= To be done =
Scan the material and copy every line in which "minst" appears.

======== Data supplied ========

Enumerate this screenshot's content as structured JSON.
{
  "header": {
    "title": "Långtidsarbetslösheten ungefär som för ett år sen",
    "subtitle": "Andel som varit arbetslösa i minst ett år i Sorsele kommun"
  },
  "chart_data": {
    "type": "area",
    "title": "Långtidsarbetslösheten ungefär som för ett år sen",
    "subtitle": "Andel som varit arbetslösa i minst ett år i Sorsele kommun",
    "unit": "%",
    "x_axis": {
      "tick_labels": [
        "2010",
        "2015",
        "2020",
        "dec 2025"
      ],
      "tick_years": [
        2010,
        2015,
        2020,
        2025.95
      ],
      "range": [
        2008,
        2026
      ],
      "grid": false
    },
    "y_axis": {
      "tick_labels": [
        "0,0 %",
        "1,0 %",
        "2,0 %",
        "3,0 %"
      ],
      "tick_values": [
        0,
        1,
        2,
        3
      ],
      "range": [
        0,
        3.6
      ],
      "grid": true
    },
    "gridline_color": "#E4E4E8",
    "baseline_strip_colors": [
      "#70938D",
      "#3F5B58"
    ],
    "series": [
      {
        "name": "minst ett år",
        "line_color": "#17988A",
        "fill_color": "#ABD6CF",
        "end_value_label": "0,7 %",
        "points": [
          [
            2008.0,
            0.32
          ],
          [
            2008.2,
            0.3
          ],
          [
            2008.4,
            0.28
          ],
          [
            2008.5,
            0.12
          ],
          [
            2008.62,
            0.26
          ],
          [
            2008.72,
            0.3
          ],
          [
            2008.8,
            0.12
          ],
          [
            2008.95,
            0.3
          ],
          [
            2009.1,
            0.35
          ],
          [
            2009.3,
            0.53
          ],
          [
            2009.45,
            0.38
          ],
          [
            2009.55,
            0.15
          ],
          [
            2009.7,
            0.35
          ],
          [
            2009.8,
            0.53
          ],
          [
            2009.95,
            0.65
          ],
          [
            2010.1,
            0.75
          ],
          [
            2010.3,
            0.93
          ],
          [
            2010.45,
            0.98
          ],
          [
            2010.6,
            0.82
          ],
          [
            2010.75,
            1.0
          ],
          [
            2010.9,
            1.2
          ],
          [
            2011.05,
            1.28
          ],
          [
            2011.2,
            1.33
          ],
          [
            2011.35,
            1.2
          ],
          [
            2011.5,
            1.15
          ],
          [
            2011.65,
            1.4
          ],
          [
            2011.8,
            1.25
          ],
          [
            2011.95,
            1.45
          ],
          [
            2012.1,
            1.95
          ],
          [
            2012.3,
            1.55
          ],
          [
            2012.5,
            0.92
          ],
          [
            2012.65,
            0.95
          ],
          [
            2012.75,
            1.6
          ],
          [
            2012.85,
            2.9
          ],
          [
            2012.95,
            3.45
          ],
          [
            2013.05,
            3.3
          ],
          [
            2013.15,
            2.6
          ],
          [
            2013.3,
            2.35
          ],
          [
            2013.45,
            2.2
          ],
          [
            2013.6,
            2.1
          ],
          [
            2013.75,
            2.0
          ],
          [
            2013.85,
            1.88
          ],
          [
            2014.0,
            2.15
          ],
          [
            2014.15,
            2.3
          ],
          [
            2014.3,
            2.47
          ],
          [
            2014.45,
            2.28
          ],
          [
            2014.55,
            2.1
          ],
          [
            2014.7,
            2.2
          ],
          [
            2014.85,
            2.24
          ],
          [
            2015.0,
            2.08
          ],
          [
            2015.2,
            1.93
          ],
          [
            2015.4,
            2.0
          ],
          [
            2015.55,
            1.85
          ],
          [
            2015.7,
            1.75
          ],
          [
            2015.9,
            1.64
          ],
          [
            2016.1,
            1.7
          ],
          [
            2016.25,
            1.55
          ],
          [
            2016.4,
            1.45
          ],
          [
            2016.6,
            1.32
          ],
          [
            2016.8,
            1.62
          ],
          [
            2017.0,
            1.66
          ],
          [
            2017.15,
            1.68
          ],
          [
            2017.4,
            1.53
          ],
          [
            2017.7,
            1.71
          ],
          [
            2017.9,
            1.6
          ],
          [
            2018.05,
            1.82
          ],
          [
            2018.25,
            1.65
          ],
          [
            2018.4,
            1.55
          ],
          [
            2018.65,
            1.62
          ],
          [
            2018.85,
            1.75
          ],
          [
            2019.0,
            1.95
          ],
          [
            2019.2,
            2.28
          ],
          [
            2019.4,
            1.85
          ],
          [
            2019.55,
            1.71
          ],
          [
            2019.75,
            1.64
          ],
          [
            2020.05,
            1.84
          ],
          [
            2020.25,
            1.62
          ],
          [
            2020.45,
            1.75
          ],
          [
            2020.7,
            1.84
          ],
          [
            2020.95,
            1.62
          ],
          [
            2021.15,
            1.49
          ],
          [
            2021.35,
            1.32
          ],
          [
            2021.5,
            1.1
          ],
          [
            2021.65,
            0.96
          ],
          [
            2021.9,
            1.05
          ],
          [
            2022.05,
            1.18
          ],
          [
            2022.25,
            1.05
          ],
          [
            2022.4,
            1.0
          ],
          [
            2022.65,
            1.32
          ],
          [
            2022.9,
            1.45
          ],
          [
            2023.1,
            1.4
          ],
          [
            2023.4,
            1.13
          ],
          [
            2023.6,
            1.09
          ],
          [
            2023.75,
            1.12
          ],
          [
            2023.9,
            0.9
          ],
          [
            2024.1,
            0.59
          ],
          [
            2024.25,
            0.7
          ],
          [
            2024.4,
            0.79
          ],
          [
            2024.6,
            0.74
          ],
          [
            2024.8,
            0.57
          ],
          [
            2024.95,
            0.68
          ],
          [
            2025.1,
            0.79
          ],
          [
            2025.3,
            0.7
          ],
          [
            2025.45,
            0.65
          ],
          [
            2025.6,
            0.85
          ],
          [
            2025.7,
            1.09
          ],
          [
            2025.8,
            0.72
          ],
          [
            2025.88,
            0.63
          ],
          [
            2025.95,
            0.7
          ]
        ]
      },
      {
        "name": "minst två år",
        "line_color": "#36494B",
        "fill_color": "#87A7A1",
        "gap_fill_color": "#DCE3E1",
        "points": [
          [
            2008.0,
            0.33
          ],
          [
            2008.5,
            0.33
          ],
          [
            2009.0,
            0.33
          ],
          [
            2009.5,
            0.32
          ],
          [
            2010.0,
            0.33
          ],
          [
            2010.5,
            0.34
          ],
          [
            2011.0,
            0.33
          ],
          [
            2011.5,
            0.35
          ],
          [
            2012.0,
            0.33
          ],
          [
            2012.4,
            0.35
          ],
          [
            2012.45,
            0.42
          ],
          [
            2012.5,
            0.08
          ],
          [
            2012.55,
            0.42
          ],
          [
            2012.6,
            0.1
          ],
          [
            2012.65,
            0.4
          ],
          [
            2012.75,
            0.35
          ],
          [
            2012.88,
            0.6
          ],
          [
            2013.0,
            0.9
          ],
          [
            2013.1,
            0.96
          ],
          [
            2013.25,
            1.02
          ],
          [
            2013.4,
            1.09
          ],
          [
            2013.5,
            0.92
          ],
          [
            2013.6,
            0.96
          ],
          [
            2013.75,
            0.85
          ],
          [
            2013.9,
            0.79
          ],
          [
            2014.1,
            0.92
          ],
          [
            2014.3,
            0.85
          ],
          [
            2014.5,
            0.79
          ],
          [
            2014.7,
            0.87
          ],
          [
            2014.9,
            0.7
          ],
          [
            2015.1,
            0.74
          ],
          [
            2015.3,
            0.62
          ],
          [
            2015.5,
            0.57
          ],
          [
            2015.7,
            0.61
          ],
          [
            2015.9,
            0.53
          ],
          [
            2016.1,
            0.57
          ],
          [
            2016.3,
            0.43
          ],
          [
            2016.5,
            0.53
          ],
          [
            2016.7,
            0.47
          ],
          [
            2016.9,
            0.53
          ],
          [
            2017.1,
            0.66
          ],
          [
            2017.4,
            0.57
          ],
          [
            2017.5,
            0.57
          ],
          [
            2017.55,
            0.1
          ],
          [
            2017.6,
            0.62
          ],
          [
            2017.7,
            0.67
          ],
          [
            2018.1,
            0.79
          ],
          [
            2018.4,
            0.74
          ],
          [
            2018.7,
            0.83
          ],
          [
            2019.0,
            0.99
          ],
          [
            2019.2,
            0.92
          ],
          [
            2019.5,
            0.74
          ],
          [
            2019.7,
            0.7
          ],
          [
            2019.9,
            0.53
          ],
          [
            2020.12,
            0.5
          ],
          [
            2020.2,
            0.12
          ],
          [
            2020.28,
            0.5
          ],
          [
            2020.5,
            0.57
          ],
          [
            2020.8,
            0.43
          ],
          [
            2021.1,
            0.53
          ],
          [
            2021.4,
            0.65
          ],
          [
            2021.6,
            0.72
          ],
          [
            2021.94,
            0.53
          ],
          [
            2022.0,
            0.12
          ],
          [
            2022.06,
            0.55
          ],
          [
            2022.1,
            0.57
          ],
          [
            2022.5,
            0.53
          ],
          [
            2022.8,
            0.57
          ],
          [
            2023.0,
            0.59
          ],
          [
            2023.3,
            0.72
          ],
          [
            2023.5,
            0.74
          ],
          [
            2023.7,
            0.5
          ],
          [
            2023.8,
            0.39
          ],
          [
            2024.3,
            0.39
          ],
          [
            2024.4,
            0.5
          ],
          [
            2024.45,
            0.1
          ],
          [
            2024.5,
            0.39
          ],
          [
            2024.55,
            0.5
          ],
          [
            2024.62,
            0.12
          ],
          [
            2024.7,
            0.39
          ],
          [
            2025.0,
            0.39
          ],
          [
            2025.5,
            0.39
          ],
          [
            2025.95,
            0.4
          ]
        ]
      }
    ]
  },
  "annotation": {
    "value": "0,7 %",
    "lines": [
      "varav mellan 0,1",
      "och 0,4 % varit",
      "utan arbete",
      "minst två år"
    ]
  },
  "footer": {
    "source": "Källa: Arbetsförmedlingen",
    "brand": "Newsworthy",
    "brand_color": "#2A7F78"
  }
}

========

= Response =
    "subtitle": "Andel som varit arbetslösa i minst ett år i Sorsele kommun"
    "subtitle": "Andel som varit arbetslösa i minst ett år i Sorsele kommun",
        "name": "minst ett år",
        "name": "minst två år",
      "minst två år"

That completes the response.